:: EXCERPTED TEXT

March 17, 2013, Fifth Sunday in Lent


Year C, Lent V
March 17, 2013
The Reverend Dr. Brent Was
          It is a little discombobulating, how the Lenten lectionary is laid out for us this year.  We have not followed Jesus and his friends on their journey chronologically or geographically.  Lent, in Year C, is St. Luke, and is expressed rather thematically, but this week, we are plopped into St. John’s narrative in Bethany, on the doorstep of Jerusalem. The scene is six days out from the Passover, much as we are a seven days out from Holy Week, our Christian nod to the Passover remembrances.  We find ourselves scripturally with Christ at the final push before the tragedy and loss of Holy Week, preludes to the mystery and joy of the Easter event.  And St. John paints for us quite a scene in the home of Mary, Martha and Lazarus.
          Who were Mary, Martha and Lazarus? _____  They were siblings. Lazarus, most famously, was raised by Jesus from the dead.  Remember, everyone complained about the smell?  But it worked out.  And Mary and Martha?  In Luke, they hosted Jesus in their home.  Martha bustled around the kitchen while Mary sat at Jesus’ feet listening to His teaching which rather annoyed her sister, but when she complained to the Rabbi He pointed out how distracted Martha was, how all over the place she was and that “…Mary has chosen the better part and that will not be taken away from her.”  I am just glad that it is Martha and Mary, not Martha and Gary because we men-folk would never hear the end of that one.  Basically, they were part of the community that Jesus formed around Himself.  They were supporters of the movement, housing and feeding them when they were in town, maybe gathering friends and family in Bethany to hear Him preach, or maybe to talk or pray together when He was not there.  Probably they raised money, too.      
          There is deep humanness in this story, not just John 12:1-8, but the whole of the Gospels, the whole of the Bible, actually.  Remember, Jesus is a person, a man.  Fully human and fully divine; you can’t realize your full humanity, facing death, facing pain and loss and joy and happiness if you somehow also floated above it as God.  No, to be human is to be in this morass with the rest of us.  And Jesus Christ was up to his neck in humanity, I can’t imagine that He fully understood the depth of His true divinity.  The humanity of it all is incredibly important to remember as we involve ourselves in the Gospel.  This is not a story about them, the Holy ones, Others…  no, the Gospels, the Bible is about us, people, living our lives in our own extraordinary times and places.
          This story today focuses our attention on the full humanity of two people who don’t usually get a fair shake. Adoring Mary and famously horrible Judas.  These two people, like any of us, do not lend themselves to a single frame interpretation.
          Adoring Mary.  We know very little about Mary, other than that she must have been a force to reckon with in her day because not many women are mentioned in the gospels and even fewer by name.  She must have been influential, important to the movement during the life of Jesus and probably afterwards, too.  She was a listener.  Maybe a contemplative.  Sitting at the feet of a Rabbi is a contemplative act.  And she listened, deeply.  Jesus had been speaking of his coming death and this whole nard anointing unmistakably alludes to the preparation of a body for burial.  She listened to Him, heard Him and did what she could do.  And what could she do?  Love Him; care for Him as she knew how and was able.

::::
:: GIVEN ENTRIES

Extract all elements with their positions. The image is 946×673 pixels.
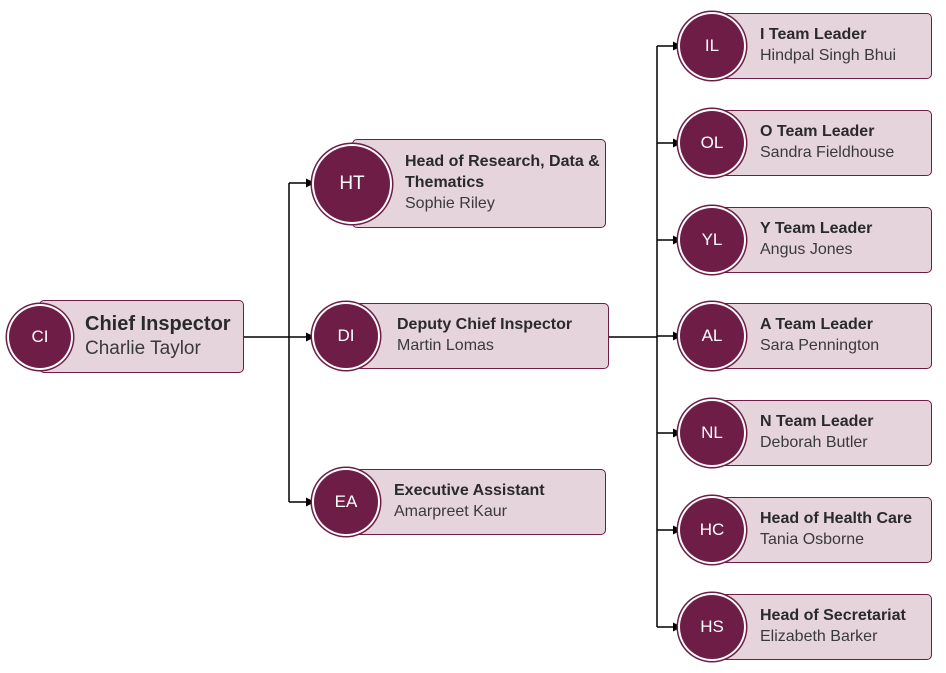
role-title: Head of Health Care xyxy=(760,510,913,528)
person-name: Sandra Fieldhouse xyxy=(760,144,895,161)
role-title: O Team Leader xyxy=(760,123,875,141)
role-title: Chief Inspector xyxy=(85,313,231,336)
initials-badge: HS xyxy=(680,595,744,659)
person-name: Deborah Butler xyxy=(760,434,868,451)
initials-badge: AL xyxy=(680,304,744,368)
person-name: Sophie Riley xyxy=(405,194,495,212)
initials-badge: YL xyxy=(680,208,744,272)
initials-badge: IL xyxy=(680,14,744,78)
initials-badge: EA xyxy=(314,470,378,534)
role-title: N Team Leader xyxy=(760,413,874,431)
role-title: A Team Leader xyxy=(760,316,873,334)
person-name: Hindpal Singh Bhui xyxy=(760,47,897,64)
person-name: Amarpreet Kaur xyxy=(394,503,507,520)
role-title: Head of Research, Data & Thematics xyxy=(405,153,600,192)
role-title: Deputy Chief Inspector xyxy=(397,316,573,334)
person-name: Angus Jones xyxy=(760,241,853,258)
person-name: Charlie Taylor xyxy=(85,338,201,360)
person-name: Tania Osborne xyxy=(760,531,865,548)
role-title: Head of Secretariat xyxy=(760,607,906,625)
person-name: Martin Lomas xyxy=(397,337,494,354)
initials-badge: OL xyxy=(680,111,744,175)
initials-badge: NL xyxy=(680,401,744,465)
role-title: Executive Assistant xyxy=(394,482,545,500)
person-name: Sara Pennington xyxy=(760,337,880,354)
initials-badge: HC xyxy=(680,498,744,562)
initials-badge: HT xyxy=(314,145,390,222)
role-title: Y Team Leader xyxy=(760,220,873,238)
initials-badge: CI xyxy=(9,305,71,368)
person-name: Elizabeth Barker xyxy=(760,628,878,645)
role-title: I Team Leader xyxy=(760,26,867,44)
initials-badge: DI xyxy=(314,304,378,368)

::::

- WHAT THIS TASK INVOLVES
Reproduce everything from "Adoring Mary.  We" down to "and was able." in the Lent sermon, word for word.

- WRITTEN ANSWER
Adoring Mary.  We know very little about Mary, other than that she must have been a force to reckon with in her day because not many women are mentioned in the gospels and even fewer by name.  She must have been influential, important to the movement during the life of Jesus and probably afterwards, too.  She was a listener.  Maybe a contemplative.  Sitting at the feet of a Rabbi is a contemplative act.  And she listened, deeply.  Jesus had been speaking of his coming death and this whole nard anointing unmistakably alludes to the preparation of a body for burial.  She listened to Him, heard Him and did what she could do.  And what could she do?  Love Him; care for Him as she knew how and was able.